> [Selected passage]
-------------------------

Source: PARC/motion_synthesis/procgen/astar.py

3. Autoregressive Generation

MDM generates motions step-by-step along the path:

Start with initial pose
Generate sequence segment conditioned on heightmap + target direction
Use end of previous segment as start of next
Repeat until path is complete

Source: PARC/motion_synthesis/procgen/mdm_path.py

4. Candidate Selection

Generate N candidate sequences (e.g., N=10) and select top K (e.g., K=3) using heuristics:

Foot contact consistency
Smooth velocity profiles
Minimal ground penetration
Path following accuracy

5. Hesitation Removal

Detect and remove frames where character hesitates:

Low velocity + low acceleration = hesitation
Remove consecutive hesitation frames
Re-blend motion segments

6. Kinematic Optimization

Refine motion to improve trackability:

Foot contact constraints (IK)
Body position targets
Smooth velocity constraints
Collision avoidance

Source: PARC/motion_synthesis/motion_opt/motion_optimization.py

Batch Generation

Stage 2 typically generates motions in batches:

kin_gen_num_batches_of_motions: 10
kin_gen_num_motions_per_batch: 50
kin_gen_motion_id_offset: 0

This generates 10 batches × 50 motions = 500 new motions. Source: scripts/parc_0_setup_iter.py:42-145

Outputs

For each batch:

ignore/raw/ - Unoptimized generated motions
<batch_name>/ - Optimized motions ready for tracking
Motion files in .ms format with terrain data

The generated motions are kinematic only - they may not be physically valid. Stage 3 (tracking) validates them in physics simulation.

Stage 3: Train Tracker

Script: scripts/parc_3_tracker.py Trains a PPO agent to track the generated reference motions in Isaac Gym.

Environment Setup

DeepMimic-style tracking environment:

Simulated character - follows PD controller to track reference
Reference character - plays back kinematic motion
Terrain - heightfield collision geometry
Parallel envs - thousands of environments in parallel (one per motion)

-------------------------

> [Provided information]
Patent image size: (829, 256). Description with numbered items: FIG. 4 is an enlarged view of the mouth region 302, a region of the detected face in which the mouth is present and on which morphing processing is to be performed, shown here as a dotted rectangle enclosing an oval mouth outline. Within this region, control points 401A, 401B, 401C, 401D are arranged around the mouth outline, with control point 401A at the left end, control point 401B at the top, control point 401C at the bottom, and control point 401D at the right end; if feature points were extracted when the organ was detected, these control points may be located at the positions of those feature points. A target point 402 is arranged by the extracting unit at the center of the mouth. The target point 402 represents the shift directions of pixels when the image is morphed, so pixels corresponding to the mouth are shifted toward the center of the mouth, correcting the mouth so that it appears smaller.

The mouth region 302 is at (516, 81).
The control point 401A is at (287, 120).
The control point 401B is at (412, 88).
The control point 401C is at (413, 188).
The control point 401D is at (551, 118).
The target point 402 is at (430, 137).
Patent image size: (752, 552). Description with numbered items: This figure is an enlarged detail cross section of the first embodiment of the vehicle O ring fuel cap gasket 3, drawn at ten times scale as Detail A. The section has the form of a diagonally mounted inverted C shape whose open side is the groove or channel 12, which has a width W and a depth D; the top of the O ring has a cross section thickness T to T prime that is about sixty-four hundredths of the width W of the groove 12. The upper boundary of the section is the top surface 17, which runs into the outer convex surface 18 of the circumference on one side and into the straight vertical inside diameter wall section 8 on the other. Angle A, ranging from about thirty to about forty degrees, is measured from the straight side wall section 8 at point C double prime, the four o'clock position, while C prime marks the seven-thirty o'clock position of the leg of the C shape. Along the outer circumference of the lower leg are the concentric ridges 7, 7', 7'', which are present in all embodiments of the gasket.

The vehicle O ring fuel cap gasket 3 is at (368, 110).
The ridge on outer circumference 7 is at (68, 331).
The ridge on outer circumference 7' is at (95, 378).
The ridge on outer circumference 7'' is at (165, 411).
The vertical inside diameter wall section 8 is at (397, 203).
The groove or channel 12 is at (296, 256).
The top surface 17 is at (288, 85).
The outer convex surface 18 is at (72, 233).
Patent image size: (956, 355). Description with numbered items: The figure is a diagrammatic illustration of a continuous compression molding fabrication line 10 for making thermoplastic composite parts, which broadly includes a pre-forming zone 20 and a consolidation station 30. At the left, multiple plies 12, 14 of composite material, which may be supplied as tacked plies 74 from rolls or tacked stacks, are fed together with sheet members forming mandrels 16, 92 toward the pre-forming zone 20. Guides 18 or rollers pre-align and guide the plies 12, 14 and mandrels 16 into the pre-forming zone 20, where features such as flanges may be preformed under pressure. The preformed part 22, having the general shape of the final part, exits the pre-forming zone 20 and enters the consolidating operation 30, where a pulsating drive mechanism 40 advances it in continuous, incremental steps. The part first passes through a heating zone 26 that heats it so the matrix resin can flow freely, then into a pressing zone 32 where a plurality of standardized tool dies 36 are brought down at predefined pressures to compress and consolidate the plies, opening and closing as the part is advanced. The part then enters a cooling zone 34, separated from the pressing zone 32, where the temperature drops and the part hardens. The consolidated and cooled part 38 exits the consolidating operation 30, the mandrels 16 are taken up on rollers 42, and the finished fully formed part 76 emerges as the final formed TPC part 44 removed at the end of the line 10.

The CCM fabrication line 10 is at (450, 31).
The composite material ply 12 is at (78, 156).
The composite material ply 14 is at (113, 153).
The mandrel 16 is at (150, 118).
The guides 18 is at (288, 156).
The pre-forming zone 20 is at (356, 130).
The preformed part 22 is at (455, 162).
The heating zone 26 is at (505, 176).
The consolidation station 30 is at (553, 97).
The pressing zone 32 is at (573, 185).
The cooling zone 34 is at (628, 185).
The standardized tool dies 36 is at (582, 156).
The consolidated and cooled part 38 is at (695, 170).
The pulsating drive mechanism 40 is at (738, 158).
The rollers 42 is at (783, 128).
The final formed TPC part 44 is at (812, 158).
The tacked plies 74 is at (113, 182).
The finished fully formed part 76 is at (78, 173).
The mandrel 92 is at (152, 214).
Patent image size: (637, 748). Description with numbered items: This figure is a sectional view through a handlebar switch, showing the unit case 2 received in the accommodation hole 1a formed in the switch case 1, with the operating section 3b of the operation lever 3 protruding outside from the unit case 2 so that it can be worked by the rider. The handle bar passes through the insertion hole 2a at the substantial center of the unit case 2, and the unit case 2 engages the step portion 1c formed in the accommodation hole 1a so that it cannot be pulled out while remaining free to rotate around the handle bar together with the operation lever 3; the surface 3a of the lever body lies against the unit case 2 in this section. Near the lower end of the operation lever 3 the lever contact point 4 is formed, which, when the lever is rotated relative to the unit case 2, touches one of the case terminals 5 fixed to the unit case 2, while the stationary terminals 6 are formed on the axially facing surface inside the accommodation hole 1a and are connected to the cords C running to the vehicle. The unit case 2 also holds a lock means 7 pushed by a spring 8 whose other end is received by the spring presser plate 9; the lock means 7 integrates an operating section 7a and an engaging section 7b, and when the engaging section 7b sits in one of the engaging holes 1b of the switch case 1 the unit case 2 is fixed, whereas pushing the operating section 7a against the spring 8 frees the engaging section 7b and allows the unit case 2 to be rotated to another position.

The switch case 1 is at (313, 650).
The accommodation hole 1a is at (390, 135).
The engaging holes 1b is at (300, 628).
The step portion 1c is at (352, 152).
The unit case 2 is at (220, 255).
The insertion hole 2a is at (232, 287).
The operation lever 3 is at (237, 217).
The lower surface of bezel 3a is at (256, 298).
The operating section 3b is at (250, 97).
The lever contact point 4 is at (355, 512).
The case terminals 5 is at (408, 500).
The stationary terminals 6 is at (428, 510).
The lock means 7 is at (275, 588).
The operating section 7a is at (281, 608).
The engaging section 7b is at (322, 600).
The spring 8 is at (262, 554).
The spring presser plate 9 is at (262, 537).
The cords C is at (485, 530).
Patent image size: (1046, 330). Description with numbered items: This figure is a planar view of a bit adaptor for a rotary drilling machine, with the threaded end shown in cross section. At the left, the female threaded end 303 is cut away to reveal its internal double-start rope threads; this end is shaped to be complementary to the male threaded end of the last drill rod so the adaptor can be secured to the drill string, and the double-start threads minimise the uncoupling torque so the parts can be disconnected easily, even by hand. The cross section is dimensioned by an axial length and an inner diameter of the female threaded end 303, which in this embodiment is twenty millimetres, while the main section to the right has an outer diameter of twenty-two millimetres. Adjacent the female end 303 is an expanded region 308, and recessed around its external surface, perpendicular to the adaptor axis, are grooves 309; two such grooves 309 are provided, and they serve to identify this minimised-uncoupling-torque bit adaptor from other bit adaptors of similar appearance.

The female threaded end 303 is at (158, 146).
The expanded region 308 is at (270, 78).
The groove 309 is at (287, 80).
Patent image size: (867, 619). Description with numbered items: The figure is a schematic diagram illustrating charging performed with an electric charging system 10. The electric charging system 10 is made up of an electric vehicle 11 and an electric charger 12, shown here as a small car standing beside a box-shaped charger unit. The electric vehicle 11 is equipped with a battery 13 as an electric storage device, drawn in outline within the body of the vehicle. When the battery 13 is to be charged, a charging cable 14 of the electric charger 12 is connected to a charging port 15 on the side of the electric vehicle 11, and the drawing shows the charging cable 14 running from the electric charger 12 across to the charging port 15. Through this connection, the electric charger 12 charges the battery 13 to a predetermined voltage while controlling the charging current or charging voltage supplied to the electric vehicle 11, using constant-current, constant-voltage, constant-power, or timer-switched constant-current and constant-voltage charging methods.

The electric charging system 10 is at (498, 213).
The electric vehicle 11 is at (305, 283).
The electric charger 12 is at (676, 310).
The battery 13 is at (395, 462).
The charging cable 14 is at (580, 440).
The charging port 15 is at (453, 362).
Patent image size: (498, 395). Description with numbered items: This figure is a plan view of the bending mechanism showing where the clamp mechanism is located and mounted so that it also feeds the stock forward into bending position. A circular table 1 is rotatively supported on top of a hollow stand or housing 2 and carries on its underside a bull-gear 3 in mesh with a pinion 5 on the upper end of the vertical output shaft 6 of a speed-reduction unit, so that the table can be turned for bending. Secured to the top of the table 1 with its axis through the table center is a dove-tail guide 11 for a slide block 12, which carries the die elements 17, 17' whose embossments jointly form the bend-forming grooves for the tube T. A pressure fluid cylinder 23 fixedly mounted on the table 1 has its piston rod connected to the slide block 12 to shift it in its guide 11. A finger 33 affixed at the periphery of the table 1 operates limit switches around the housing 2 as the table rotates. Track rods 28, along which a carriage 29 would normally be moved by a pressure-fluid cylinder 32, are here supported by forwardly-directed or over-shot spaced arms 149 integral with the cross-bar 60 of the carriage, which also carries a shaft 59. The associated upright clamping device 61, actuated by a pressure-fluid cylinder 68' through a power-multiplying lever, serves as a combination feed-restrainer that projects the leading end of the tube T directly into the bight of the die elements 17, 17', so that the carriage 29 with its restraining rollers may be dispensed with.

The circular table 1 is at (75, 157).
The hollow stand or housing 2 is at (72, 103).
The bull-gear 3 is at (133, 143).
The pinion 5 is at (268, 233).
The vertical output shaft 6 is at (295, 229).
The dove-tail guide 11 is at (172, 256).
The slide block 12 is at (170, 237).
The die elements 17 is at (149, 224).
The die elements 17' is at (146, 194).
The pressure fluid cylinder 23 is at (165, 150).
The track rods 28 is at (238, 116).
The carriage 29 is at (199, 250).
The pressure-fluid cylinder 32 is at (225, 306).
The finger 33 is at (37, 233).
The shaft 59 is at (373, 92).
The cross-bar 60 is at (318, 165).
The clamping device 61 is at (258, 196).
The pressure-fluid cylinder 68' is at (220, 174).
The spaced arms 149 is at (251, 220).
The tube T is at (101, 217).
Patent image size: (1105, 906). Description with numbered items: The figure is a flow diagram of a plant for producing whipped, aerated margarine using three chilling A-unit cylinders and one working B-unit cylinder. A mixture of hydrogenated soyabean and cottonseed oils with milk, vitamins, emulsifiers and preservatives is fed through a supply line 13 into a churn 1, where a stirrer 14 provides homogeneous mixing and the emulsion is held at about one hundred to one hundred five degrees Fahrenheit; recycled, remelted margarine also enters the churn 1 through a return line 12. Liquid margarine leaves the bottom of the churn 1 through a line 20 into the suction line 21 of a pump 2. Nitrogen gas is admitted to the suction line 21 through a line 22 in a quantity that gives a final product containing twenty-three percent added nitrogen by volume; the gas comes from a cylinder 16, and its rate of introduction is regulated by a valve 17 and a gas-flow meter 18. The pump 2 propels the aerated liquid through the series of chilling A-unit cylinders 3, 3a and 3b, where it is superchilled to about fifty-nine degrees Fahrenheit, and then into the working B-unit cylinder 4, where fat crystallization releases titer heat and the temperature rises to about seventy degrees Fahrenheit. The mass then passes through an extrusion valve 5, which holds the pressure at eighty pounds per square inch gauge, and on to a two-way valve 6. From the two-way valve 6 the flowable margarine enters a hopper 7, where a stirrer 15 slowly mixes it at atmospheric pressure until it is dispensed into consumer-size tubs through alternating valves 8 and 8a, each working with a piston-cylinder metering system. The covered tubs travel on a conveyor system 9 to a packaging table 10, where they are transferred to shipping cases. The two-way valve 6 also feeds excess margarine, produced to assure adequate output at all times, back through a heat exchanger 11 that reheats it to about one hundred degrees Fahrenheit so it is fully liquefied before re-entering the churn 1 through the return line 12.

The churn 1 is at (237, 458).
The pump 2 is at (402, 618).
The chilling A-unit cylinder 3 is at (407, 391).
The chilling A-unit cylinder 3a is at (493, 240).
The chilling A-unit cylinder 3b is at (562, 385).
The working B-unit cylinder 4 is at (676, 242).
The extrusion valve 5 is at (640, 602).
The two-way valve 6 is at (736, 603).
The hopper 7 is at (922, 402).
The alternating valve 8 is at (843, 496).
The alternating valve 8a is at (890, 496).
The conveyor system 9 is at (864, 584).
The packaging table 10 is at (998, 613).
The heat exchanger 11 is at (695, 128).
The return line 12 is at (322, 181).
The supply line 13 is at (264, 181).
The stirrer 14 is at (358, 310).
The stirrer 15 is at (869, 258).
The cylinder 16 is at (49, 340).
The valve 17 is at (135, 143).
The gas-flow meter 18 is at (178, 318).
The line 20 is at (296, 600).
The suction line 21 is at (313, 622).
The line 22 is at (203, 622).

-------------------------

> [Given exercise] Please continue the PARC motion-synthesis walkthrough from the point where it ends.

> [Exercise result]
Source: PARC/motion_tracker/envs/ig_parkour/dm_env.py:19-93

Observation Space

The agent observes:

Character state (joint positions, velocities, root state)
Reference motion (target poses from kinematic motion)
Heightmap (local terrain geometry)
Contact labels (target foot contacts)

Reward Function

DeepMimic-style tracking rewards:

Root position error - distance between sim and ref root
Root rotation error - angular difference
Body position error - per-body position differences
Body rotation error - per-body angular differences
Joint velocity error - velocity matching
End effector error - foot/hand position matching

Early termination occurs when tracking error exceeds threshold, preventing the agent from learning invalid motions.

Training Details

Algorithm: PPO with GAE (Generalized Advantage Estimation)
Policy network: MLP with 2-4 hidden layers (512-1024 units)
Value network: Shared or separate MLP
Updates: Multiple epochs per rollout buffer
Clipping: PPO ratio clipping (ε = 0.2)

Source: PARC/motion_tracker/learning/dm_ppo_agent.py:17-363

Adaptive Motion Weighting

Motions are weighted by tracking difficulty:

Easier motions (low fail rate) get lower weight
Harder motions (high fail rate) get higher weight
Fail rates updated via exponential moving average

self._ema_weight = 0.01
fail_rate = success_rate.new()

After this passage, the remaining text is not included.